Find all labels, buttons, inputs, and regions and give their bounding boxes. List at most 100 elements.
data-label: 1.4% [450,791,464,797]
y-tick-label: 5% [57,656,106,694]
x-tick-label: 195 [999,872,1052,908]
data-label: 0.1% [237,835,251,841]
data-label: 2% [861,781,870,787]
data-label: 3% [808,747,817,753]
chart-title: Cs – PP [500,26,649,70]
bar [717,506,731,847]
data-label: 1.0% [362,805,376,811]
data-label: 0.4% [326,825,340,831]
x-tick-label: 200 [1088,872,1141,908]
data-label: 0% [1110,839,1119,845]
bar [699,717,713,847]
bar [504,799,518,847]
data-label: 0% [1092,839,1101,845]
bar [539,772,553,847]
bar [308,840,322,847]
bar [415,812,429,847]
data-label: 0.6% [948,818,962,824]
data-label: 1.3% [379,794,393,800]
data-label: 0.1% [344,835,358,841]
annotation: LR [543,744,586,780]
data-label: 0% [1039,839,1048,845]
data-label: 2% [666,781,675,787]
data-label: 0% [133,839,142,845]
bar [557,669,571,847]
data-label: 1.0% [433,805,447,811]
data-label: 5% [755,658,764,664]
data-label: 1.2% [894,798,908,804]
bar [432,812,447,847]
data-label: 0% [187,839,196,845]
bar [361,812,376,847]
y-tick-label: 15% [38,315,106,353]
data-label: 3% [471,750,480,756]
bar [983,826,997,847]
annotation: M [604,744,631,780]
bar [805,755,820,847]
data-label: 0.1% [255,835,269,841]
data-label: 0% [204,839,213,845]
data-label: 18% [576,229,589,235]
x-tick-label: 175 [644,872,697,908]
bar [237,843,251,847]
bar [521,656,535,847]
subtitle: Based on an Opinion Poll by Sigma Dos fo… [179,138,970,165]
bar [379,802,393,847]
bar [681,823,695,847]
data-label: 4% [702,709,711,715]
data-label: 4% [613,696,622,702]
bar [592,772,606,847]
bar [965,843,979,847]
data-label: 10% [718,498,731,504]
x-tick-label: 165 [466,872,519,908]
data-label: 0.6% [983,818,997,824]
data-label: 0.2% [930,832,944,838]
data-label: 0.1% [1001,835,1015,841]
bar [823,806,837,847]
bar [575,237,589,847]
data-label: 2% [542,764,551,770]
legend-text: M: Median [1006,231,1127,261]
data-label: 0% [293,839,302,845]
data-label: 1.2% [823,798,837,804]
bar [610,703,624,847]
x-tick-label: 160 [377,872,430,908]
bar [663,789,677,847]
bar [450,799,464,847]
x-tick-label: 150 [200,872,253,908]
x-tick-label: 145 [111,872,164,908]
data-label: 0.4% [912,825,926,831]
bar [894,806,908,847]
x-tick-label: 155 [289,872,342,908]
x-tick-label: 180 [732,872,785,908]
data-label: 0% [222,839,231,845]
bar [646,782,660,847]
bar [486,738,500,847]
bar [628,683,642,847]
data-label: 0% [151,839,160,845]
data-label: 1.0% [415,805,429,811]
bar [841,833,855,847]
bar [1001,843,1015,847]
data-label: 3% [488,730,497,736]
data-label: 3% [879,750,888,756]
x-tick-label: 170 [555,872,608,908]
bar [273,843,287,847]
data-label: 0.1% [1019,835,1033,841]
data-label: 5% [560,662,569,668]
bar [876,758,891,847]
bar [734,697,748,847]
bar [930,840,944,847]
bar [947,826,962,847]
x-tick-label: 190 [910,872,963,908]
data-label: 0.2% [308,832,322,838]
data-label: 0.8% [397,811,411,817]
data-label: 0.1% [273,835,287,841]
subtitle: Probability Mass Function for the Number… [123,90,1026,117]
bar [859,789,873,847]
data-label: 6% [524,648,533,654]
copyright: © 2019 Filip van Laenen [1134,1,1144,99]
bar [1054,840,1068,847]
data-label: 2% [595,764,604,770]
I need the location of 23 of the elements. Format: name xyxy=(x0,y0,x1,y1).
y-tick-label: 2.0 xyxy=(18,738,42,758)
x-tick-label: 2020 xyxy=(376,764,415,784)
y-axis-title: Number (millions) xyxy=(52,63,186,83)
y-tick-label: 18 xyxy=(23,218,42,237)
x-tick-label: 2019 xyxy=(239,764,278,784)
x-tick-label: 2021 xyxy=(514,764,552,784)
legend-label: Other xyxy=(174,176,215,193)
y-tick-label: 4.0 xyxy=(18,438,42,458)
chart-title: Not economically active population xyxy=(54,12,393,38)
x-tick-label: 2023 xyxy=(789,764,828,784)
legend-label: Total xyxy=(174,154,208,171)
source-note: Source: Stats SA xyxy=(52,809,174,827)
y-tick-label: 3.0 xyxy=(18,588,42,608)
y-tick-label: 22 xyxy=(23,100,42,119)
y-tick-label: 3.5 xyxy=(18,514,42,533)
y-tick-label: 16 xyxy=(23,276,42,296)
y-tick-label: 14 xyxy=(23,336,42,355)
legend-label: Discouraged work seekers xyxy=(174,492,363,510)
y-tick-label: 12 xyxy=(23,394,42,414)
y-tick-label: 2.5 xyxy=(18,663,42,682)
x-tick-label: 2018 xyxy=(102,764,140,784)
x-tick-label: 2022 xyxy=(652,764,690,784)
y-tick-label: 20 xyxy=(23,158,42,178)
::::::::::
REQUIREMENTS:
Rewrite all the data above, switching every "x-tick-label" to "x-axis-label" and leaving everything else unchanged.

RESPONSE TO THIS TASK:
Find all labels, buttons, inputs, and regions and give their bounding boxes. List at most 100 elements.
data-label: 1.4% [450,791,464,797]
y-tick-label: 5% [57,656,106,694]
x-axis-label: 195 [999,872,1052,908]
data-label: 0.1% [237,835,251,841]
data-label: 2% [861,781,870,787]
data-label: 3% [808,747,817,753]
chart-title: Cs – PP [500,26,649,70]
bar [717,506,731,847]
data-label: 1.0% [362,805,376,811]
data-label: 0.4% [326,825,340,831]
x-axis-label: 200 [1088,872,1141,908]
data-label: 0% [1110,839,1119,845]
bar [699,717,713,847]
bar [504,799,518,847]
data-label: 0% [1092,839,1101,845]
bar [539,772,553,847]
bar [308,840,322,847]
bar [415,812,429,847]
data-label: 0.6% [948,818,962,824]
data-label: 1.3% [379,794,393,800]
data-label: 0.1% [344,835,358,841]
annotation: LR [543,744,586,780]
data-label: 0% [1039,839,1048,845]
data-label: 2% [666,781,675,787]
data-label: 0% [133,839,142,845]
bar [557,669,571,847]
data-label: 1.0% [433,805,447,811]
data-label: 5% [755,658,764,664]
data-label: 1.2% [894,798,908,804]
bar [432,812,447,847]
data-label: 0% [187,839,196,845]
bar [361,812,376,847]
y-tick-label: 15% [38,315,106,353]
data-label: 3% [471,750,480,756]
bar [983,826,997,847]
annotation: M [604,744,631,780]
bar [805,755,820,847]
data-label: 0.1% [255,835,269,841]
data-label: 0% [204,839,213,845]
data-label: 18% [576,229,589,235]
x-axis-label: 175 [644,872,697,908]
bar [237,843,251,847]
bar [521,656,535,847]
subtitle: Based on an Opinion Poll by Sigma Dos fo… [179,138,970,165]
bar [379,802,393,847]
bar [681,823,695,847]
data-label: 4% [702,709,711,715]
data-label: 4% [613,696,622,702]
bar [592,772,606,847]
bar [965,843,979,847]
data-label: 10% [718,498,731,504]
x-axis-label: 165 [466,872,519,908]
data-label: 0.6% [983,818,997,824]
data-label: 0.2% [930,832,944,838]
data-label: 0.1% [1001,835,1015,841]
bar [823,806,837,847]
bar [575,237,589,847]
data-label: 2% [542,764,551,770]
legend-text: M: Median [1006,231,1127,261]
data-label: 0% [293,839,302,845]
data-label: 1.2% [823,798,837,804]
bar [610,703,624,847]
x-axis-label: 160 [377,872,430,908]
bar [663,789,677,847]
bar [450,799,464,847]
x-axis-label: 150 [200,872,253,908]
x-axis-label: 145 [111,872,164,908]
data-label: 0.4% [912,825,926,831]
bar [894,806,908,847]
x-axis-label: 155 [289,872,342,908]
x-axis-label: 180 [732,872,785,908]
data-label: 0% [222,839,231,845]
bar [646,782,660,847]
bar [486,738,500,847]
bar [628,683,642,847]
data-label: 0% [151,839,160,845]
data-label: 1.0% [415,805,429,811]
bar [841,833,855,847]
bar [1001,843,1015,847]
data-label: 3% [488,730,497,736]
data-label: 3% [879,750,888,756]
x-axis-label: 170 [555,872,608,908]
bar [273,843,287,847]
data-label: 0.1% [1019,835,1033,841]
data-label: 5% [560,662,569,668]
bar [876,758,891,847]
bar [734,697,748,847]
bar [930,840,944,847]
bar [947,826,962,847]
x-axis-label: 190 [910,872,963,908]
data-label: 0.2% [308,832,322,838]
data-label: 0.8% [397,811,411,817]
data-label: 0.1% [273,835,287,841]
subtitle: Probability Mass Function for the Number… [123,90,1026,117]
bar [859,789,873,847]
data-label: 6% [524,648,533,654]
copyright: © 2019 Filip van Laenen [1134,1,1144,99]
bar [1054,840,1068,847]
data-label: 2% [595,764,604,770]
I need the location of 23 of the elements. Format: name xyxy=(x0,y0,x1,y1).
y-tick-label: 2.0 xyxy=(18,738,42,758)
x-axis-label: 2020 xyxy=(376,764,415,784)
y-axis-title: Number (millions) xyxy=(52,63,186,83)
y-tick-label: 18 xyxy=(23,218,42,237)
x-axis-label: 2019 xyxy=(239,764,278,784)
x-axis-label: 2021 xyxy=(514,764,552,784)
legend-label: Other xyxy=(174,176,215,193)
y-tick-label: 4.0 xyxy=(18,438,42,458)
chart-title: Not economically active population xyxy=(54,12,393,38)
x-axis-label: 2023 xyxy=(789,764,828,784)
legend-label: Total xyxy=(174,154,208,171)
source-note: Source: Stats SA xyxy=(52,809,174,827)
y-tick-label: 3.0 xyxy=(18,588,42,608)
y-tick-label: 22 xyxy=(23,100,42,119)
y-tick-label: 3.5 xyxy=(18,514,42,533)
y-tick-label: 16 xyxy=(23,276,42,296)
y-tick-label: 14 xyxy=(23,336,42,355)
legend-label: Discouraged work seekers xyxy=(174,492,363,510)
y-tick-label: 12 xyxy=(23,394,42,414)
y-tick-label: 2.5 xyxy=(18,663,42,682)
x-axis-label: 2018 xyxy=(102,764,140,784)
x-axis-label: 2022 xyxy=(652,764,690,784)
y-tick-label: 20 xyxy=(23,158,42,178)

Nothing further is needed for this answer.